**DIRECTIONS FOR THIS TASK**
Copy out every line of the data below word for word, leaving out the pictures.

Element box annotations:
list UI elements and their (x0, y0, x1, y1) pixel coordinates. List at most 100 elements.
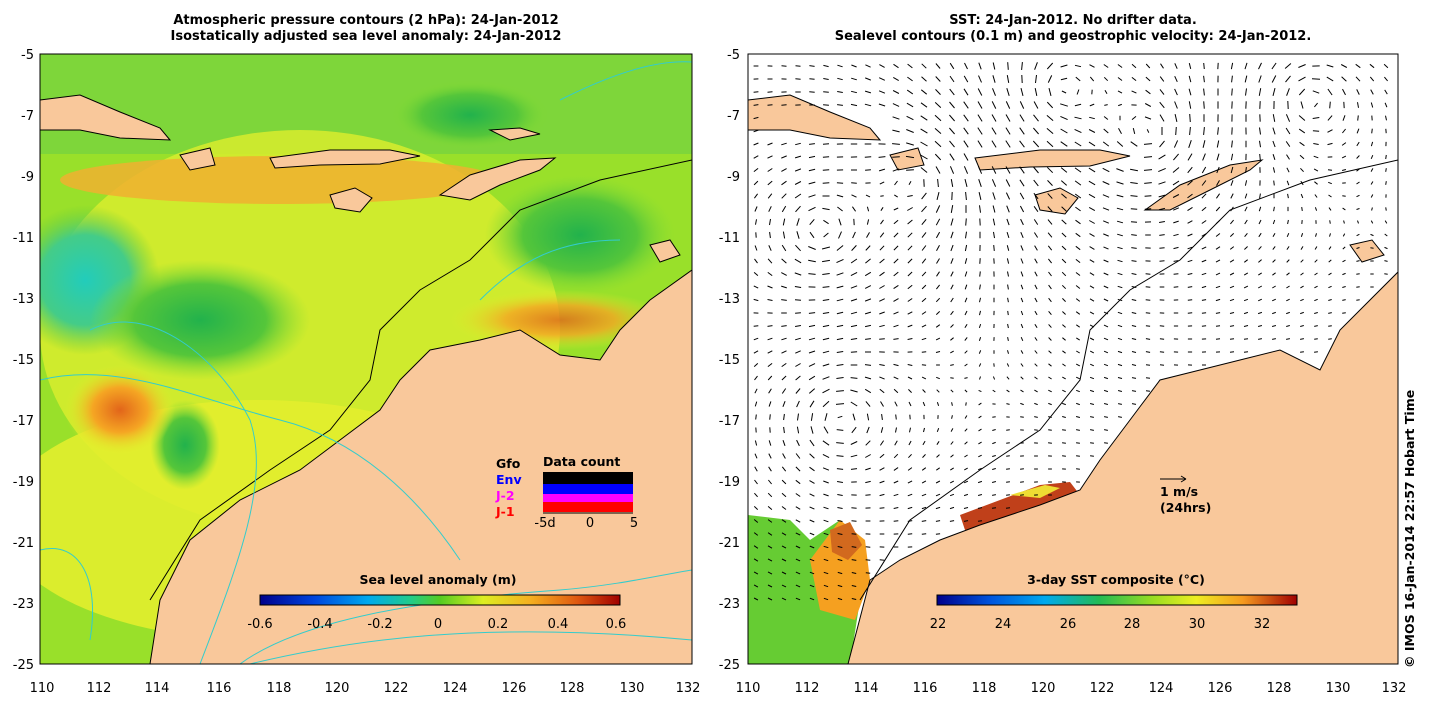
velocity-arrow (1202, 140, 1206, 148)
velocity-arrow (836, 245, 844, 251)
velocity-arrow (1328, 246, 1332, 250)
velocity-arrow (781, 193, 787, 199)
velocity-arrow (1131, 90, 1137, 94)
velocity-arrow (795, 584, 801, 588)
velocity-arrow (754, 388, 758, 394)
velocity-arrow (1298, 115, 1306, 121)
velocity-arrow (1356, 208, 1360, 210)
velocity-arrow (1033, 206, 1039, 212)
velocity-arrow (794, 155, 802, 159)
velocity-arrow (1384, 273, 1388, 275)
velocity-arrow (795, 597, 801, 601)
velocity-arrow (866, 413, 870, 421)
velocity-arrow (1034, 62, 1038, 70)
velocity-arrow (1298, 128, 1306, 134)
velocity-arrow (851, 598, 857, 600)
velocity-arrow (809, 519, 815, 523)
velocity-arrow (892, 90, 900, 94)
velocity-arrow (850, 389, 858, 393)
velocity-arrow (1300, 298, 1304, 302)
legend-j2: J-2 (495, 488, 515, 503)
velocity-arrow (1216, 153, 1220, 161)
velocity-arrow (851, 194, 857, 198)
velocity-arrow (879, 480, 885, 484)
velocity-arrow (1243, 285, 1249, 289)
velocity-arrow (934, 140, 942, 148)
x-tick-label: 116 (913, 681, 938, 696)
velocity-arrow (809, 480, 815, 484)
velocity-arrow (936, 245, 940, 251)
velocity-arrow (1047, 75, 1053, 83)
velocity-arrow (822, 453, 830, 459)
velocity-arrow (754, 401, 758, 407)
velocity-arrow (823, 78, 829, 80)
velocity-arrow (949, 140, 955, 148)
velocity-arrow (795, 350, 801, 354)
velocity-arrow (893, 284, 899, 290)
velocity-arrow (949, 506, 955, 510)
velocity-arrow (1006, 494, 1010, 496)
velocity-arrow (1006, 468, 1010, 470)
velocity-arrow (1033, 101, 1039, 109)
velocity-arrow (1074, 167, 1082, 173)
velocity-arrow (1020, 245, 1024, 251)
velocity-arrow (864, 388, 872, 394)
velocity-arrow (782, 218, 786, 226)
velocity-arrow (1342, 115, 1346, 121)
velocity-arrow (837, 415, 843, 419)
velocity-arrow (894, 401, 898, 407)
velocity-arrow (1019, 179, 1025, 187)
velocity-arrow (1005, 140, 1011, 148)
velocity-arrow (1145, 299, 1151, 301)
y-tick-label: -15 (719, 353, 740, 368)
velocity-arrow (977, 520, 983, 522)
velocity-arrow (767, 558, 773, 562)
right-title: SST: 24-Jan-2012. No drifter data. Seale… (748, 13, 1398, 45)
velocity-arrow (879, 181, 885, 185)
velocity-arrow (755, 414, 757, 420)
velocity-arrow (1341, 142, 1347, 146)
velocity-arrow (781, 350, 787, 354)
velocity-arrow (1145, 312, 1151, 314)
velocity-arrow (1103, 324, 1109, 328)
velocity-arrow (1060, 77, 1068, 81)
velocity-arrow (1285, 114, 1291, 122)
tanimbar-island (1349, 239, 1385, 263)
velocity-arrow (1258, 62, 1262, 70)
velocity-arrow (1062, 337, 1066, 341)
velocity-arrow (908, 389, 912, 393)
velocity-arrow (1298, 88, 1306, 96)
velocity-arrow (1090, 442, 1094, 444)
velocity-arrow (1311, 78, 1321, 80)
velocity-arrow (1102, 181, 1110, 185)
velocity-field (753, 62, 1389, 601)
velocity-arrow (795, 65, 801, 67)
velocity-arrow (836, 272, 844, 276)
velocity-arrow (991, 127, 997, 135)
velocity-arrow (1216, 166, 1220, 174)
velocity-arrow (822, 207, 830, 211)
velocity-arrow (921, 337, 927, 341)
velocity-arrow (838, 218, 842, 226)
velocity-arrow (1370, 181, 1374, 185)
velocity-arrow (822, 467, 830, 471)
velocity-arrow (1285, 75, 1291, 83)
velocity-arrow (965, 402, 967, 406)
velocity-arrow (1089, 298, 1095, 302)
velocity-arrow (879, 493, 885, 497)
velocity-arrow (837, 520, 843, 522)
velocity-arrow (950, 337, 954, 341)
velocity-arrow (965, 218, 967, 226)
velocity-arrow (1257, 325, 1263, 327)
velocity-arrow (1062, 311, 1066, 315)
velocity-arrow (781, 155, 787, 159)
velocity-arrow (1131, 260, 1137, 262)
velocity-arrow (1047, 219, 1053, 225)
velocity-arrow (1187, 153, 1193, 161)
velocity-arrow (837, 584, 843, 588)
velocity-arrow (810, 426, 814, 434)
left-title-line2: Isostatically adjusted sea level anomaly… (170, 29, 562, 44)
sst-cb-label: 26 (1060, 617, 1077, 632)
velocity-arrow (823, 545, 829, 549)
velocity-arrow (964, 62, 968, 70)
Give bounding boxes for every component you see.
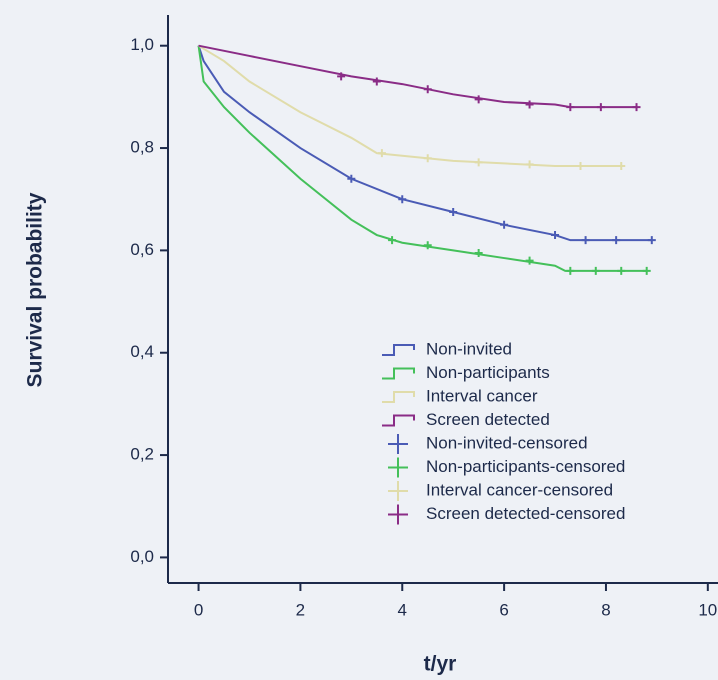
censor-mark [474, 158, 483, 167]
x-tick-label: 8 [601, 600, 610, 619]
censor-mark [449, 208, 458, 217]
legend-swatch [382, 391, 415, 403]
censor-mark [423, 241, 432, 250]
legend-label: Interval cancer-censored [426, 480, 613, 499]
censor-mark [612, 236, 621, 245]
censor-mark [642, 266, 651, 275]
censor-mark [500, 220, 509, 229]
x-tick-label: 10 [698, 600, 717, 619]
legend-label: Non-participants [426, 363, 550, 382]
legend-label: Interval cancer [426, 386, 538, 405]
censor-mark [617, 266, 626, 275]
censor-mark [474, 95, 483, 104]
x-tick-label: 0 [194, 600, 203, 619]
x-tick-label: 2 [296, 600, 305, 619]
legend-label: Non-invited-censored [426, 433, 588, 452]
y-tick-label: 1,0 [130, 35, 154, 54]
legend-swatch [388, 481, 408, 501]
censor-mark [525, 100, 534, 109]
censor-mark [398, 195, 407, 204]
x-tick-label: 6 [499, 600, 508, 619]
y-tick-label: 0,8 [130, 138, 154, 157]
censor-mark [423, 85, 432, 94]
legend-swatch [388, 434, 408, 454]
legend-swatch [382, 344, 415, 356]
y-tick-label: 0,4 [130, 342, 154, 361]
legend-label: Screen detected [426, 410, 550, 429]
censor-mark [647, 236, 656, 245]
censor-mark [337, 72, 346, 81]
censor-mark [388, 236, 397, 245]
survival-curve [197, 45, 647, 272]
censor-mark [566, 103, 575, 112]
censor-mark [596, 103, 605, 112]
legend-swatch [388, 457, 408, 478]
legend-swatch [382, 414, 415, 427]
censor-mark [525, 256, 534, 265]
censor-mark [632, 103, 641, 112]
censor-mark [581, 236, 590, 245]
censor-mark [423, 154, 432, 163]
y-tick-label: 0,2 [130, 445, 154, 464]
legend-swatch [382, 367, 415, 380]
y-tick-label: 0,6 [130, 240, 154, 259]
censor-mark [566, 266, 575, 275]
legend-label: Non-invited [426, 339, 512, 358]
x-axis-title: t/yr [424, 653, 457, 676]
y-tick-label: 0,0 [130, 547, 154, 566]
legend-label: Non-participants-censored [426, 457, 625, 476]
y-axis-title: Survival probability [24, 192, 47, 387]
legend-label: Screen detected-censored [426, 504, 625, 523]
censor-mark [377, 149, 386, 158]
x-tick-label: 4 [398, 600, 407, 619]
survival-curve [198, 44, 622, 167]
censor-mark [474, 248, 483, 257]
censor-mark [617, 161, 626, 170]
censor-mark [551, 231, 560, 240]
censor-mark [347, 174, 356, 183]
censor-mark [525, 160, 534, 169]
censor-mark [576, 161, 585, 170]
legend-swatch [388, 504, 408, 525]
censor-mark [372, 77, 381, 86]
censor-mark [591, 266, 600, 275]
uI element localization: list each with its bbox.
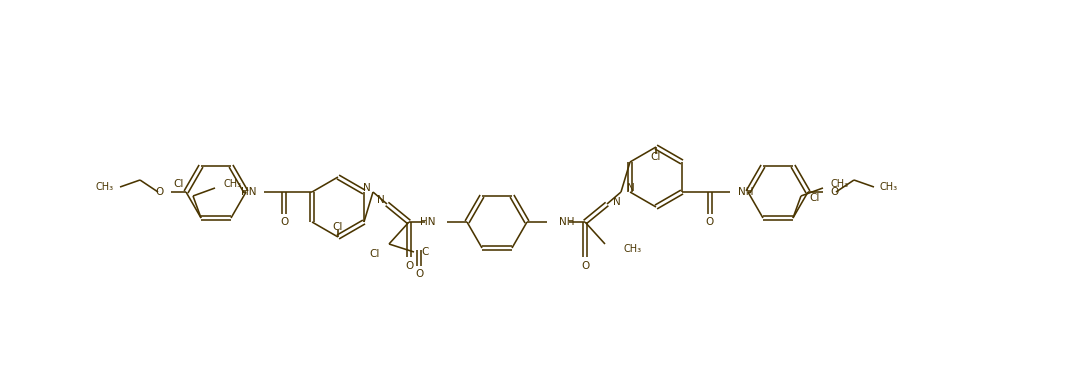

**FINAL RESULT**
list UI elements and their (x0, y0, x1, y1) pixel coordinates. List at most 100 elements.
velocity-arrow (1202, 140, 1206, 148)
velocity-arrow (836, 245, 844, 251)
velocity-arrow (1328, 246, 1332, 250)
velocity-arrow (781, 193, 787, 199)
velocity-arrow (1131, 90, 1137, 94)
velocity-arrow (795, 584, 801, 588)
velocity-arrow (754, 388, 758, 394)
velocity-arrow (1298, 115, 1306, 121)
velocity-arrow (1356, 208, 1360, 210)
velocity-arrow (1033, 206, 1039, 212)
velocity-arrow (794, 155, 802, 159)
velocity-arrow (1384, 273, 1388, 275)
velocity-arrow (795, 597, 801, 601)
velocity-arrow (866, 413, 870, 421)
velocity-arrow (1034, 62, 1038, 70)
velocity-arrow (1298, 128, 1306, 134)
velocity-arrow (851, 598, 857, 600)
velocity-arrow (809, 519, 815, 523)
velocity-arrow (892, 90, 900, 94)
velocity-arrow (850, 389, 858, 393)
velocity-arrow (1300, 298, 1304, 302)
legend-j2: J-2 (495, 488, 515, 503)
velocity-arrow (1216, 153, 1220, 161)
velocity-arrow (851, 194, 857, 198)
velocity-arrow (879, 480, 885, 484)
velocity-arrow (1243, 285, 1249, 289)
velocity-arrow (934, 140, 942, 148)
x-tick-label: 116 (913, 681, 938, 696)
velocity-arrow (809, 480, 815, 484)
velocity-arrow (936, 245, 940, 251)
velocity-arrow (1047, 75, 1053, 83)
velocity-arrow (822, 453, 830, 459)
velocity-arrow (754, 401, 758, 407)
velocity-arrow (823, 78, 829, 80)
velocity-arrow (949, 140, 955, 148)
velocity-arrow (795, 350, 801, 354)
velocity-arrow (893, 284, 899, 290)
velocity-arrow (949, 506, 955, 510)
velocity-arrow (1006, 494, 1010, 496)
velocity-arrow (1006, 468, 1010, 470)
velocity-arrow (1033, 101, 1039, 109)
velocity-arrow (1074, 167, 1082, 173)
velocity-arrow (1020, 245, 1024, 251)
velocity-arrow (864, 388, 872, 394)
velocity-arrow (782, 218, 786, 226)
velocity-arrow (1342, 115, 1346, 121)
velocity-arrow (837, 415, 843, 419)
velocity-arrow (894, 401, 898, 407)
velocity-arrow (1019, 179, 1025, 187)
velocity-arrow (1005, 140, 1011, 148)
velocity-arrow (1145, 299, 1151, 301)
y-tick-label: -15 (719, 353, 740, 368)
velocity-arrow (977, 520, 983, 522)
velocity-arrow (767, 558, 773, 562)
right-title: SST: 24-Jan-2012. No drifter data. Seale… (748, 13, 1398, 45)
velocity-arrow (879, 181, 885, 185)
velocity-arrow (755, 414, 757, 420)
velocity-arrow (1341, 142, 1347, 146)
velocity-arrow (781, 350, 787, 354)
velocity-arrow (1145, 312, 1151, 314)
velocity-arrow (1103, 324, 1109, 328)
velocity-arrow (1060, 77, 1068, 81)
velocity-arrow (1285, 114, 1291, 122)
tanimbar-island (1349, 239, 1385, 263)
velocity-arrow (1258, 62, 1262, 70)
velocity-arrow (1062, 337, 1066, 341)
velocity-arrow (908, 389, 912, 393)
velocity-arrow (1298, 88, 1306, 96)
velocity-arrow (1090, 442, 1094, 444)
velocity-arrow (1311, 78, 1321, 80)
velocity-arrow (1102, 181, 1110, 185)
velocity-field (753, 62, 1389, 601)
velocity-arrow (795, 65, 801, 67)
velocity-arrow (836, 272, 844, 276)
velocity-arrow (991, 127, 997, 135)
velocity-arrow (1216, 166, 1220, 174)
velocity-arrow (822, 207, 830, 211)
velocity-arrow (921, 337, 927, 341)
velocity-arrow (838, 218, 842, 226)
velocity-arrow (1370, 181, 1374, 185)
velocity-arrow (822, 467, 830, 471)
velocity-arrow (1285, 75, 1291, 83)
velocity-arrow (965, 402, 967, 406)
velocity-arrow (1089, 298, 1095, 302)
velocity-arrow (879, 493, 885, 497)
velocity-arrow (837, 520, 843, 522)
velocity-arrow (950, 337, 954, 341)
velocity-arrow (965, 218, 967, 226)
velocity-arrow (1257, 325, 1263, 327)
velocity-arrow (1062, 311, 1066, 315)
velocity-arrow (781, 155, 787, 159)
velocity-arrow (1131, 260, 1137, 262)
velocity-arrow (1047, 219, 1053, 225)
velocity-arrow (1187, 153, 1193, 161)
velocity-arrow (837, 584, 843, 588)
velocity-arrow (810, 426, 814, 434)
left-title-line2: Isostatically adjusted sea level anomaly… (170, 29, 562, 44)
sst-cb-label: 26 (1060, 617, 1077, 632)
velocity-arrow (823, 545, 829, 549)
velocity-arrow (964, 62, 968, 70)
Give bounding boxes for every component you see.
censor-mark [474, 158, 483, 167]
x-tick-label: 8 [601, 600, 610, 619]
censor-mark [449, 208, 458, 217]
legend-swatch [382, 391, 415, 403]
censor-mark [423, 241, 432, 250]
legend-label: Interval cancer-censored [426, 480, 613, 499]
censor-mark [612, 236, 621, 245]
censor-mark [642, 266, 651, 275]
censor-mark [500, 220, 509, 229]
x-tick-label: 10 [698, 600, 717, 619]
legend-label: Non-participants [426, 363, 550, 382]
legend-label: Interval cancer [426, 386, 538, 405]
censor-mark [617, 266, 626, 275]
censor-mark [474, 95, 483, 104]
x-tick-label: 0 [194, 600, 203, 619]
x-tick-label: 2 [296, 600, 305, 619]
legend-label: Non-invited-censored [426, 433, 588, 452]
y-tick-label: 1,0 [130, 35, 154, 54]
legend-swatch [388, 481, 408, 501]
censor-mark [525, 100, 534, 109]
censor-mark [398, 195, 407, 204]
x-tick-label: 6 [499, 600, 508, 619]
y-tick-label: 0,8 [130, 138, 154, 157]
censor-mark [423, 85, 432, 94]
legend-swatch [388, 434, 408, 454]
legend-swatch [382, 344, 415, 356]
y-tick-label: 0,4 [130, 342, 154, 361]
legend-label: Screen detected [426, 410, 550, 429]
censor-mark [647, 236, 656, 245]
censor-mark [337, 72, 346, 81]
censor-mark [388, 236, 397, 245]
survival-curve [197, 45, 647, 272]
censor-mark [566, 103, 575, 112]
censor-mark [596, 103, 605, 112]
legend-swatch [388, 457, 408, 478]
legend-swatch [382, 414, 415, 427]
censor-mark [525, 256, 534, 265]
censor-mark [632, 103, 641, 112]
censor-mark [581, 236, 590, 245]
censor-mark [423, 154, 432, 163]
y-tick-label: 0,2 [130, 445, 154, 464]
legend-swatch [382, 367, 415, 380]
y-tick-label: 0,6 [130, 240, 154, 259]
censor-mark [566, 266, 575, 275]
legend-label: Non-invited [426, 339, 512, 358]
x-axis-title: t/yr [424, 653, 457, 676]
y-tick-label: 0,0 [130, 547, 154, 566]
legend-label: Non-participants-censored [426, 457, 625, 476]
y-axis-title: Survival probability [24, 192, 47, 387]
legend-label: Screen detected-censored [426, 504, 625, 523]
censor-mark [377, 149, 386, 158]
x-tick-label: 4 [398, 600, 407, 619]
survival-curve [198, 44, 622, 167]
censor-mark [474, 248, 483, 257]
censor-mark [617, 161, 626, 170]
censor-mark [551, 231, 560, 240]
censor-mark [347, 174, 356, 183]
censor-mark [525, 160, 534, 169]
censor-mark [576, 161, 585, 170]
legend-swatch [388, 504, 408, 525]
censor-mark [372, 77, 381, 86]
censor-mark [591, 266, 600, 275]
uI element localization: list each with its bbox.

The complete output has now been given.